(Records from a data source)
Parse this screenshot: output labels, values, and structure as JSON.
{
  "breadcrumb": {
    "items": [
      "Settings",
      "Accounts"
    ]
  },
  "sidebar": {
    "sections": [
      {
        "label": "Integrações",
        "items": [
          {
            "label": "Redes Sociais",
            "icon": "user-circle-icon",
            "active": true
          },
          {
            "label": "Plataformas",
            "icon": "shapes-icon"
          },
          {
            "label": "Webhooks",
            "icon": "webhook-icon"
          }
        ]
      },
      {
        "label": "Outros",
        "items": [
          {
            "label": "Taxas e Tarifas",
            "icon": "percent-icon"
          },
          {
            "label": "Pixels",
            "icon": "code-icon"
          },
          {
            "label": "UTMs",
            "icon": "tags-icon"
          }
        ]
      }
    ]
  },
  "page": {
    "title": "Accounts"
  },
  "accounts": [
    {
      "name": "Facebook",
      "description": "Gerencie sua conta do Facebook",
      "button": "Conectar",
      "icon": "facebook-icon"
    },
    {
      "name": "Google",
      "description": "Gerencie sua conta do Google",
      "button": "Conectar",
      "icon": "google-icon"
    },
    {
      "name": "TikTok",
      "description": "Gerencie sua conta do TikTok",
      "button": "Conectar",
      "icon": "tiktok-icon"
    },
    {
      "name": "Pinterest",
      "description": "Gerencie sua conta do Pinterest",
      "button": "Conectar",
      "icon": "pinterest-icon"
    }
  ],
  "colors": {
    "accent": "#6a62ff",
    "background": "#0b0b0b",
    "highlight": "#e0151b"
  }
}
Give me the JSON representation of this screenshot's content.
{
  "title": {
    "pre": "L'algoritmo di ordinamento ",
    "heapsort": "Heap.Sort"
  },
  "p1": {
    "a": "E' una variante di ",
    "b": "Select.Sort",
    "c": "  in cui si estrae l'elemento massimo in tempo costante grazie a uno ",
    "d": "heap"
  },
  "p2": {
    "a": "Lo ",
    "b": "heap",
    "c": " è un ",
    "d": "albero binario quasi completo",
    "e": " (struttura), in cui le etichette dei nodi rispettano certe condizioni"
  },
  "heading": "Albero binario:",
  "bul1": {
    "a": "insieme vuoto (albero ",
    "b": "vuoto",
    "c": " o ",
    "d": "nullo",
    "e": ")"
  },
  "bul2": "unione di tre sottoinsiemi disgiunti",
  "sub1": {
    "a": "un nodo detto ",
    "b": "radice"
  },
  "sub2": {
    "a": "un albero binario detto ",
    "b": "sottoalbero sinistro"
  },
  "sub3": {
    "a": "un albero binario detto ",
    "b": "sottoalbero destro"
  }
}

» Set exercise:
Write every entry out again exactly.

» Output of the exercise:
Parse this screenshot: output labels, values, and structure as JSON.
{
  "breadcrumb": {
    "items": [
      "Settings",
      "Accounts"
    ]
  },
  "sidebar": {
    "sections": [
      {
        "label": "Integrações",
        "items": [
          {
            "label": "Redes Sociais",
            "icon": "user-circle-icon",
            "active": true
          },
          {
            "label": "Plataformas",
            "icon": "shapes-icon"
          },
          {
            "label": "Webhooks",
            "icon": "webhook-icon"
          }
        ]
      },
      {
        "label": "Outros",
        "items": [
          {
            "label": "Taxas e Tarifas",
            "icon": "percent-icon"
          },
          {
            "label": "Pixels",
            "icon": "code-icon"
          },
          {
            "label": "UTMs",
            "icon": "tags-icon"
          }
        ]
      }
    ]
  },
  "page": {
    "title": "Accounts"
  },
  "accounts": [
    {
      "name": "Facebook",
      "description": "Gerencie sua conta do Facebook",
      "button": "Conectar",
      "icon": "facebook-icon"
    },
    {
      "name": "Google",
      "description": "Gerencie sua conta do Google",
      "button": "Conectar",
      "icon": "google-icon"
    },
    {
      "name": "TikTok",
      "description": "Gerencie sua conta do TikTok",
      "button": "Conectar",
      "icon": "tiktok-icon"
    },
    {
      "name": "Pinterest",
      "description": "Gerencie sua conta do Pinterest",
      "button": "Conectar",
      "icon": "pinterest-icon"
    }
  ],
  "colors": {
    "accent": "#6a62ff",
    "background": "#0b0b0b",
    "highlight": "#e0151b"
  }
}
Give me the JSON representation of this screenshot's content.
{
  "title": {
    "pre": "L'algoritmo di ordinamento ",
    "heapsort": "Heap.Sort"
  },
  "p1": {
    "a": "E' una variante di ",
    "b": "Select.Sort",
    "c": "  in cui si estrae l'elemento massimo in tempo costante grazie a uno ",
    "d": "heap"
  },
  "p2": {
    "a": "Lo ",
    "b": "heap",
    "c": " è un ",
    "d": "albero binario quasi completo",
    "e": " (struttura), in cui le etichette dei nodi rispettano certe condizioni"
  },
  "heading": "Albero binario:",
  "bul1": {
    "a": "insieme vuoto (albero ",
    "b": "vuoto",
    "c": " o ",
    "d": "nullo",
    "e": ")"
  },
  "bul2": "unione di tre sottoinsiemi disgiunti",
  "sub1": {
    "a": "un nodo detto ",
    "b": "radice"
  },
  "sub2": {
    "a": "un albero binario detto ",
    "b": "sottoalbero sinistro"
  },
  "sub3": {
    "a": "un albero binario detto ",
    "b": "sottoalbero destro"
  }
}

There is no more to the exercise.